Collect every line in the records below that contains the word "xlabel".

(Excerpts from a figure dataset)
__________________________________________________
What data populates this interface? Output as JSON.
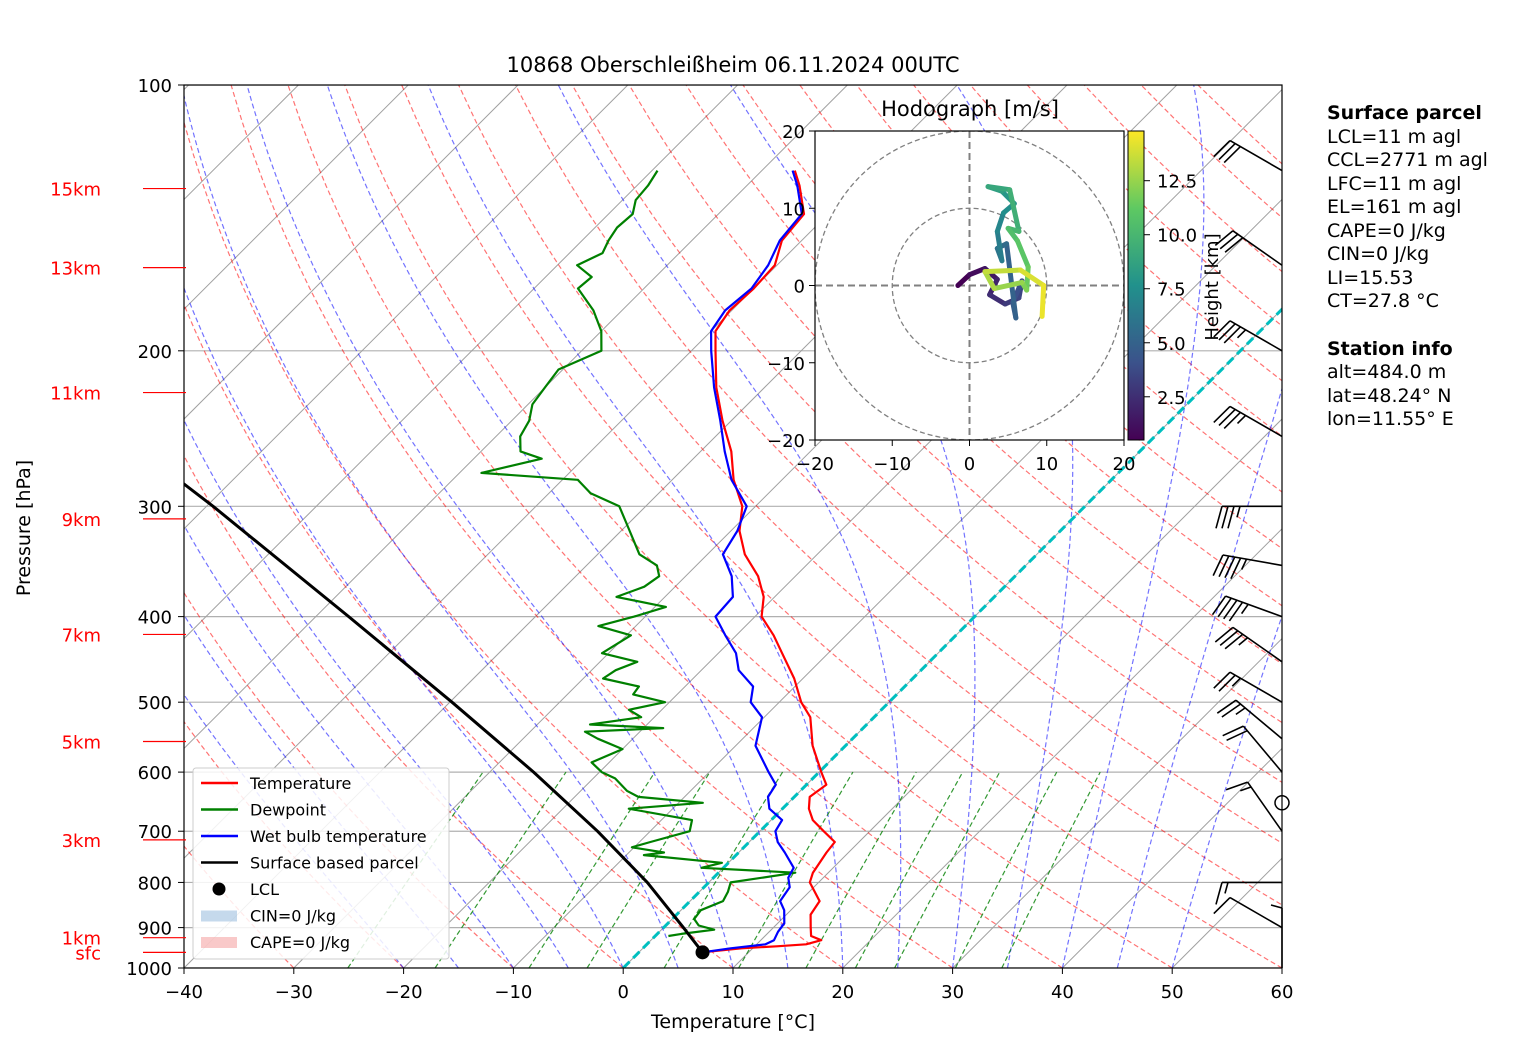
{
  "title": "10868 Oberschleißheim 06.11.2024 00UTC",
  "xlabel": "Temperature [°C]",
  "ylabel": "Pressure [hPa]",
  "chart_data": {
    "type": "line",
    "title": "10868 Oberschleißheim 06.11.2024 00UTC",
    "xlabel": "Temperature [°C]",
    "ylabel": "Pressure [hPa]",
    "xlim": [
      -40,
      60
    ],
    "ylim": [
      1000,
      100
    ],
    "yscale": "log",
    "skew": true,
    "grid": true,
    "x_ticks": [
      "−40",
      "−30",
      "−20",
      "−10",
      "0",
      "10",
      "20",
      "30",
      "40",
      "50",
      "60"
    ],
    "y_ticks": [
      {
        "p": 100,
        "label": "100"
      },
      {
        "p": 200,
        "label": "200"
      },
      {
        "p": 300,
        "label": "300"
      },
      {
        "p": 400,
        "label": "400"
      },
      {
        "p": 500,
        "label": "500"
      },
      {
        "p": 600,
        "label": "600"
      },
      {
        "p": 700,
        "label": "700"
      },
      {
        "p": 800,
        "label": "800"
      },
      {
        "p": 900,
        "label": "900"
      },
      {
        "p": 1000,
        "label": "1000"
      }
    ],
    "height_labels": [
      {
        "label": "15km",
        "p": 131
      },
      {
        "label": "13km",
        "p": 161
      },
      {
        "label": "11km",
        "p": 223
      },
      {
        "label": "9km",
        "p": 310
      },
      {
        "label": "7km",
        "p": 419
      },
      {
        "label": "5km",
        "p": 554
      },
      {
        "label": "3km",
        "p": 716
      },
      {
        "label": "1km",
        "p": 924
      },
      {
        "label": "sfc",
        "p": 960
      }
    ],
    "series": [
      {
        "name": "Temperature",
        "color": "#ff0000",
        "points": [
          [
            960,
            5.8
          ],
          [
            950,
            9
          ],
          [
            945,
            12
          ],
          [
            940,
            14.5
          ],
          [
            930,
            15.5
          ],
          [
            920,
            14.2
          ],
          [
            900,
            13.4
          ],
          [
            870,
            12.2
          ],
          [
            840,
            11.8
          ],
          [
            800,
            9.2
          ],
          [
            780,
            8.6
          ],
          [
            740,
            8.0
          ],
          [
            720,
            7.8
          ],
          [
            700,
            5.8
          ],
          [
            680,
            3.8
          ],
          [
            660,
            2.4
          ],
          [
            640,
            1.4
          ],
          [
            620,
            1.8
          ],
          [
            600,
            0.2
          ],
          [
            560,
            -3.0
          ],
          [
            520,
            -5.8
          ],
          [
            500,
            -8.0
          ],
          [
            470,
            -10.8
          ],
          [
            440,
            -14.2
          ],
          [
            420,
            -16.6
          ],
          [
            400,
            -19.4
          ],
          [
            380,
            -21.0
          ],
          [
            360,
            -23.4
          ],
          [
            340,
            -26.6
          ],
          [
            320,
            -29.2
          ],
          [
            300,
            -31.2
          ],
          [
            280,
            -34.4
          ],
          [
            260,
            -37.2
          ],
          [
            240,
            -40.8
          ],
          [
            220,
            -44.4
          ],
          [
            200,
            -47.8
          ],
          [
            190,
            -49.6
          ],
          [
            180,
            -50.2
          ],
          [
            170,
            -50.0
          ],
          [
            160,
            -50.2
          ],
          [
            150,
            -51.8
          ],
          [
            140,
            -52.2
          ],
          [
            130,
            -55.2
          ],
          [
            125,
            -57.0
          ]
        ]
      },
      {
        "name": "Dewpoint",
        "color": "#008000",
        "points": [
          [
            920,
            1.2
          ],
          [
            915,
            2.2
          ],
          [
            905,
            4.8
          ],
          [
            895,
            3.0
          ],
          [
            880,
            2.0
          ],
          [
            860,
            1.8
          ],
          [
            840,
            3.0
          ],
          [
            820,
            2.6
          ],
          [
            800,
            2.0
          ],
          [
            780,
            7.0
          ],
          [
            770,
            -2.0
          ],
          [
            760,
            -0.6
          ],
          [
            745,
            -8.4
          ],
          [
            740,
            -6.8
          ],
          [
            730,
            -10.2
          ],
          [
            720,
            -9.0
          ],
          [
            700,
            -6.4
          ],
          [
            680,
            -7.2
          ],
          [
            660,
            -14.0
          ],
          [
            650,
            -7.8
          ],
          [
            640,
            -14.2
          ],
          [
            630,
            -15.8
          ],
          [
            610,
            -18.0
          ],
          [
            600,
            -19.8
          ],
          [
            585,
            -21.6
          ],
          [
            565,
            -20.0
          ],
          [
            550,
            -23.2
          ],
          [
            540,
            -25.0
          ],
          [
            535,
            -18.2
          ],
          [
            530,
            -25.2
          ],
          [
            520,
            -21.2
          ],
          [
            510,
            -23.0
          ],
          [
            500,
            -20.4
          ],
          [
            490,
            -24.0
          ],
          [
            480,
            -24.2
          ],
          [
            470,
            -28.2
          ],
          [
            460,
            -27.8
          ],
          [
            450,
            -26.6
          ],
          [
            440,
            -30.6
          ],
          [
            420,
            -29.6
          ],
          [
            410,
            -33.4
          ],
          [
            400,
            -31.0
          ],
          [
            390,
            -29.0
          ],
          [
            380,
            -34.4
          ],
          [
            370,
            -32.8
          ],
          [
            360,
            -32.4
          ],
          [
            350,
            -33.6
          ],
          [
            340,
            -36.2
          ],
          [
            320,
            -39.2
          ],
          [
            300,
            -42.4
          ],
          [
            290,
            -46.2
          ],
          [
            280,
            -48.6
          ],
          [
            275,
            -58.0
          ],
          [
            265,
            -53.8
          ],
          [
            260,
            -56.4
          ],
          [
            250,
            -57.8
          ],
          [
            240,
            -58.4
          ],
          [
            230,
            -59.6
          ],
          [
            220,
            -60.0
          ],
          [
            210,
            -60.4
          ],
          [
            200,
            -58.2
          ],
          [
            190,
            -60.0
          ],
          [
            180,
            -62.6
          ],
          [
            170,
            -66.0
          ],
          [
            165,
            -65.8
          ],
          [
            160,
            -68.2
          ],
          [
            155,
            -67.0
          ],
          [
            150,
            -67.6
          ],
          [
            145,
            -68.0
          ],
          [
            140,
            -67.8
          ],
          [
            135,
            -68.8
          ],
          [
            130,
            -69.0
          ],
          [
            125,
            -69.5
          ]
        ]
      },
      {
        "name": "Wet bulb temperature",
        "color": "#0000ff",
        "points": [
          [
            960,
            5.8
          ],
          [
            950,
            8.0
          ],
          [
            940,
            10.8
          ],
          [
            930,
            11.2
          ],
          [
            910,
            10.8
          ],
          [
            890,
            10.6
          ],
          [
            860,
            9.4
          ],
          [
            840,
            8.2
          ],
          [
            810,
            7.8
          ],
          [
            790,
            6.8
          ],
          [
            770,
            6.4
          ],
          [
            740,
            4.2
          ],
          [
            720,
            2.6
          ],
          [
            700,
            1.4
          ],
          [
            680,
            1.0
          ],
          [
            660,
            -1.2
          ],
          [
            640,
            -2.4
          ],
          [
            620,
            -2.8
          ],
          [
            600,
            -4.6
          ],
          [
            560,
            -8.2
          ],
          [
            520,
            -10.2
          ],
          [
            500,
            -12.6
          ],
          [
            480,
            -13.8
          ],
          [
            460,
            -16.6
          ],
          [
            440,
            -18.4
          ],
          [
            420,
            -21.0
          ],
          [
            400,
            -23.6
          ],
          [
            380,
            -23.8
          ],
          [
            360,
            -25.8
          ],
          [
            340,
            -28.6
          ],
          [
            320,
            -29.4
          ],
          [
            300,
            -30.8
          ],
          [
            280,
            -34.6
          ],
          [
            260,
            -37.8
          ],
          [
            240,
            -41.0
          ],
          [
            220,
            -44.6
          ],
          [
            200,
            -48.2
          ],
          [
            190,
            -50.0
          ],
          [
            180,
            -50.6
          ],
          [
            170,
            -50.2
          ],
          [
            160,
            -50.8
          ],
          [
            150,
            -52.0
          ],
          [
            140,
            -52.4
          ],
          [
            130,
            -55.4
          ],
          [
            125,
            -57.2
          ]
        ]
      },
      {
        "name": "Surface based parcel",
        "color": "#000000",
        "points": [
          [
            960,
            5.8
          ],
          [
            900,
            1.8
          ],
          [
            800,
            -5.6
          ],
          [
            700,
            -14.8
          ],
          [
            600,
            -26.0
          ],
          [
            500,
            -39.8
          ],
          [
            400,
            -57.0
          ],
          [
            300,
            -79.4
          ],
          [
            200,
            -112.0
          ],
          [
            150,
            -134.0
          ],
          [
            100,
            -165.0
          ]
        ]
      }
    ],
    "lcl": {
      "p": 960,
      "t": 5.8
    },
    "cin": "CIN=0 J/kg",
    "cape": "CAPE=0 J/kg",
    "legend": {
      "placement": "lower-left",
      "entries": [
        "Temperature",
        "Dewpoint",
        "Wet bulb temperature",
        "Surface based parcel",
        "LCL",
        "CIN=0 J/kg",
        "CAPE=0 J/kg"
      ]
    },
    "hodograph": {
      "title": "Hodograph [m/s]",
      "xlim": [
        -20,
        20
      ],
      "ylim": [
        -20,
        20
      ],
      "ticks": [
        "−20",
        "−10",
        "0",
        "10",
        "20"
      ],
      "colorbar_label": "Height [km]",
      "colorbar_ticks": [
        "2.5",
        "5.0",
        "7.5",
        "10.0",
        "12.5"
      ],
      "colorbar_range": [
        0.5,
        14.8
      ],
      "points": [
        [
          -1.5,
          0,
          0.5
        ],
        [
          0,
          1.4,
          1.0
        ],
        [
          2,
          2.2,
          1.5
        ],
        [
          3.6,
          0.8,
          2.0
        ],
        [
          2.6,
          -1.2,
          2.5
        ],
        [
          4.6,
          -2.4,
          3.0
        ],
        [
          6.4,
          -1.6,
          3.5
        ],
        [
          6.8,
          0.6,
          4.0
        ],
        [
          5.6,
          -2.2,
          4.5
        ],
        [
          6.0,
          -4.2,
          5.0
        ],
        [
          4.8,
          5.4,
          5.5
        ],
        [
          3.6,
          4.8,
          6.0
        ],
        [
          4.2,
          3.2,
          6.5
        ],
        [
          3.6,
          7.0,
          7.0
        ],
        [
          4.4,
          9.4,
          7.5
        ],
        [
          5.8,
          10.6,
          8.0
        ],
        [
          4.2,
          12.2,
          8.5
        ],
        [
          2.4,
          12.8,
          9.0
        ],
        [
          5.2,
          12.4,
          9.5
        ],
        [
          6.4,
          7.0,
          10.0
        ],
        [
          5.0,
          7.4,
          10.5
        ],
        [
          6.2,
          5.8,
          11.0
        ],
        [
          7.6,
          2.4,
          11.5
        ],
        [
          7.4,
          -0.6,
          12.0
        ],
        [
          6.8,
          0.4,
          12.5
        ],
        [
          3.2,
          -0.4,
          13.0
        ],
        [
          2.0,
          1.8,
          13.5
        ],
        [
          6.6,
          2.0,
          14.0
        ],
        [
          9.6,
          0.0,
          14.4
        ],
        [
          9.4,
          -4.0,
          14.8
        ]
      ]
    },
    "wind_barbs": [
      {
        "p": 125,
        "speed_kt": 30,
        "dir_deg": 300
      },
      {
        "p": 160,
        "speed_kt": 30,
        "dir_deg": 305
      },
      {
        "p": 200,
        "speed_kt": 35,
        "dir_deg": 300
      },
      {
        "p": 250,
        "speed_kt": 35,
        "dir_deg": 300
      },
      {
        "p": 300,
        "speed_kt": 35,
        "dir_deg": 270
      },
      {
        "p": 350,
        "speed_kt": 45,
        "dir_deg": 280
      },
      {
        "p": 400,
        "speed_kt": 45,
        "dir_deg": 290
      },
      {
        "p": 450,
        "speed_kt": 35,
        "dir_deg": 305
      },
      {
        "p": 500,
        "speed_kt": 25,
        "dir_deg": 300
      },
      {
        "p": 550,
        "speed_kt": 25,
        "dir_deg": 310
      },
      {
        "p": 600,
        "speed_kt": 20,
        "dir_deg": 320
      },
      {
        "p": 650,
        "speed_kt": 0,
        "dir_deg": 0
      },
      {
        "p": 700,
        "speed_kt": 15,
        "dir_deg": 325
      },
      {
        "p": 800,
        "speed_kt": 15,
        "dir_deg": 270
      },
      {
        "p": 900,
        "speed_kt": 10,
        "dir_deg": 300
      },
      {
        "p": 1000,
        "speed_kt": 5,
        "dir_deg": 360
      }
    ]
  },
  "surface_parcel": {
    "header": "Surface parcel",
    "lines": [
      "LCL=11 m agl",
      "CCL=2771 m agl",
      "LFC=11 m agl",
      "EL=161 m agl",
      "CAPE=0 J/kg",
      "CIN=0 J/kg",
      "LI=15.53",
      "CT=27.8 °C"
    ]
  },
  "station_info": {
    "header": "Station info",
    "lines": [
      "alt=484.0 m",
      "lat=48.24° N",
      "lon=11.55° E"
    ]
  },
  "colors": {
    "temperature": "#ff0000",
    "dewpoint": "#008000",
    "wetbulb": "#0000ff",
    "parcel": "#000000",
    "dry_adiabat": "#ff0000",
    "moist_adiabat": "#0000ff",
    "mixing_ratio": "#008000",
    "isotherm_zero": "#00bfbf",
    "height_label": "#ff0000"
  }
}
__________________________________________________
Exercise answer →
  "xlabel": "Temperature [°C]",
    "xlabel": "Temperature [°C]",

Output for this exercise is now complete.